*Selected passage*:
-=-=-

10. In my considered opinion, no error, illegality or perversity has been committed by the learned Trial Court while rejecting the application preferred by the prosecution. The petitioner-State has failed to make out any case warranting interference by this Court in exercise of its extraordinary writ jurisdiction.
IN THE HIGH COURT OF JUDICATURE AT BOMBAY
BENCH AT AURANGABAD
CRIMINAL WRIT PETITION NO. 569 OF 2026
The State Of Maharashtra Vs Gokul Gotiram Jadhav
CORAM : MEHROZ K. PATHAN, J.
DATED : 28.04.2026
PER COURT :
1. The present petition is filed by the State of Maharashtra
through Pahur Police Station, District Jalgaon, challenging the order
dated 02.04.2026 passed by the learned Adhoc District Judge-2 and
Additional Sessions Judge, Jalgaon, whereby the application filed by
the prosecution under Section 311 of the Code of Criminal
Procedure, 1973 seeking permission to examine Chemical Analyser
Mr. G. B. Khade as a prosecution witness came to be rejected.
2. Learned APP for the petitioner-State submits that the
prosecution had earlier filed an application under Section 293(1) of
the Code of Criminal Procedure, 1973 seeking exhibition of the
Chemical Analyser’s reports. After hearing the learned Prosecutor and the learned counsel for the accused, the learned Trial Court allowed the said application and exhibited the Chemical Analyser’s reports subject to objections raised by the defence.
3. Learned APP further submits that in view of the objections
raised by the accused, it became necessary for the prosecution to
examine the concerned Chemical Analyser for formally proving the
reports already exhibited before the Trial Court. It is therefore
submitted that the learned Trial Court ought to have allowed the
application filed under Section 311 of the Code of Criminal
Procedure, 1973 for examining the Chemical Analyser as a witness.
4. The accused filed reply to application Exhibit-139 and strongly
opposed the same on the ground that the trial has already been made
time-bound pursuant to the directions issued by this Court and that
the matter was being listed twice a week for expeditious disposal. It
was further contended that the matter is presently fixed for recording
the statement of the accused under Section 313 of the Code of
Criminal Procedure, 1973.

-=-=-

*Aim of the task*: Reproduce the court order's text starting at "IN THE HIGH" and ending at "K. PATHAN, J.". The data plays no part in this work.

*Record set*:
-=-=-

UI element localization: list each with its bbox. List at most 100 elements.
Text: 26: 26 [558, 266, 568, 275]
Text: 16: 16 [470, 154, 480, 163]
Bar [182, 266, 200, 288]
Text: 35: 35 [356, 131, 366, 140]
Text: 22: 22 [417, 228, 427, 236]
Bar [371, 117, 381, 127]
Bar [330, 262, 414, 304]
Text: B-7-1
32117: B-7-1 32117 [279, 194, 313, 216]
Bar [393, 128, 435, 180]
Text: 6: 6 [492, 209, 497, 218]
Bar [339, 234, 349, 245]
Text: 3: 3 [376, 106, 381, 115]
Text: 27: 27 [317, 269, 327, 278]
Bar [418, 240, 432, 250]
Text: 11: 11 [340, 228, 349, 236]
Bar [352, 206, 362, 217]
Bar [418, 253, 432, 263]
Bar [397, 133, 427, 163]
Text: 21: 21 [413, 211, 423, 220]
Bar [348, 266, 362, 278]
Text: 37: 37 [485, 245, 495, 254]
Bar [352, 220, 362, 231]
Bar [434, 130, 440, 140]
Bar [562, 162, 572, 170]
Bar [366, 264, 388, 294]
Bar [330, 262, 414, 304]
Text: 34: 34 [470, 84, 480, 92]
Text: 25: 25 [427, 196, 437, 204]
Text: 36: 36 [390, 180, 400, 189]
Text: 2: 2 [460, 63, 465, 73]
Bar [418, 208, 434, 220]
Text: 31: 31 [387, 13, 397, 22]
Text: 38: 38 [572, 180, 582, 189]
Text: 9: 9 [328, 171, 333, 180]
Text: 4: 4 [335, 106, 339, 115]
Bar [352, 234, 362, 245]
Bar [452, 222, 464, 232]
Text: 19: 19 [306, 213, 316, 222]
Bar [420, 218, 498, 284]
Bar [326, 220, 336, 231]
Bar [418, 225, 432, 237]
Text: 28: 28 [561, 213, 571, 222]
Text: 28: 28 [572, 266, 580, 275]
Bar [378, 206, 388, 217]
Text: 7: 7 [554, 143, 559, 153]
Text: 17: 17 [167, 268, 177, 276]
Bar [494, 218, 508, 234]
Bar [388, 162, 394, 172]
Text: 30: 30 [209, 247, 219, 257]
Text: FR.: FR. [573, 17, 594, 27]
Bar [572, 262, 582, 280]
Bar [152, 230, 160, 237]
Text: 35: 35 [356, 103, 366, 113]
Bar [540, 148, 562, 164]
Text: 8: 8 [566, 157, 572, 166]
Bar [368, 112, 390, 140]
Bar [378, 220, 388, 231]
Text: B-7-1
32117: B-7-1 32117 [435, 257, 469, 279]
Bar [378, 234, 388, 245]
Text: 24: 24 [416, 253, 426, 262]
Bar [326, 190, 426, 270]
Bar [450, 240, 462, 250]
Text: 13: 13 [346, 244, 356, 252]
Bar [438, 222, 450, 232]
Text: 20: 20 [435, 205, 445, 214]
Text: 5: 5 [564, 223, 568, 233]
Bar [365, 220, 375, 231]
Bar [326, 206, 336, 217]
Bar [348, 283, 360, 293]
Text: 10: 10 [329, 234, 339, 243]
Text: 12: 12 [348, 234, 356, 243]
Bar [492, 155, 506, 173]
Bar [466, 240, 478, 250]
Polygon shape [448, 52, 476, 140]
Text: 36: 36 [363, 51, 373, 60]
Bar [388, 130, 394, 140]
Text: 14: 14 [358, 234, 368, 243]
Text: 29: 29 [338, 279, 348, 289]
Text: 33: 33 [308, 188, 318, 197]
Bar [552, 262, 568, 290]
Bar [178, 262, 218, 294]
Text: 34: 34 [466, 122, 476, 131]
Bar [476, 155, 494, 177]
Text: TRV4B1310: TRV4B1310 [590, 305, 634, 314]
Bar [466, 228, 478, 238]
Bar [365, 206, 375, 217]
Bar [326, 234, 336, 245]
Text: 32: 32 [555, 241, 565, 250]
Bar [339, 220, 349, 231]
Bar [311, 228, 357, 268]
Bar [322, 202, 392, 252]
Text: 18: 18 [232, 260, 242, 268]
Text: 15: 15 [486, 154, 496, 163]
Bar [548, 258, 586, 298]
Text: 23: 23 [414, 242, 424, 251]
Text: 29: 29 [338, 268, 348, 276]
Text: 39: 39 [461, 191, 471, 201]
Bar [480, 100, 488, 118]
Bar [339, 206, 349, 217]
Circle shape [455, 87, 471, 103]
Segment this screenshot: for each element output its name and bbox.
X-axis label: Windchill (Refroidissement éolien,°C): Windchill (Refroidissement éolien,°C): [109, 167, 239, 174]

-=-=-

*Response box*:
IN THE HIGH COURT OF JUDICATURE AT BOMBAY
BENCH AT AURANGABAD
CRIMINAL WRIT PETITION NO. 569 OF 2026
The State Of Maharashtra Vs Gokul Gotiram Jadhav
CORAM : MEHROZ K. PATHAN, J.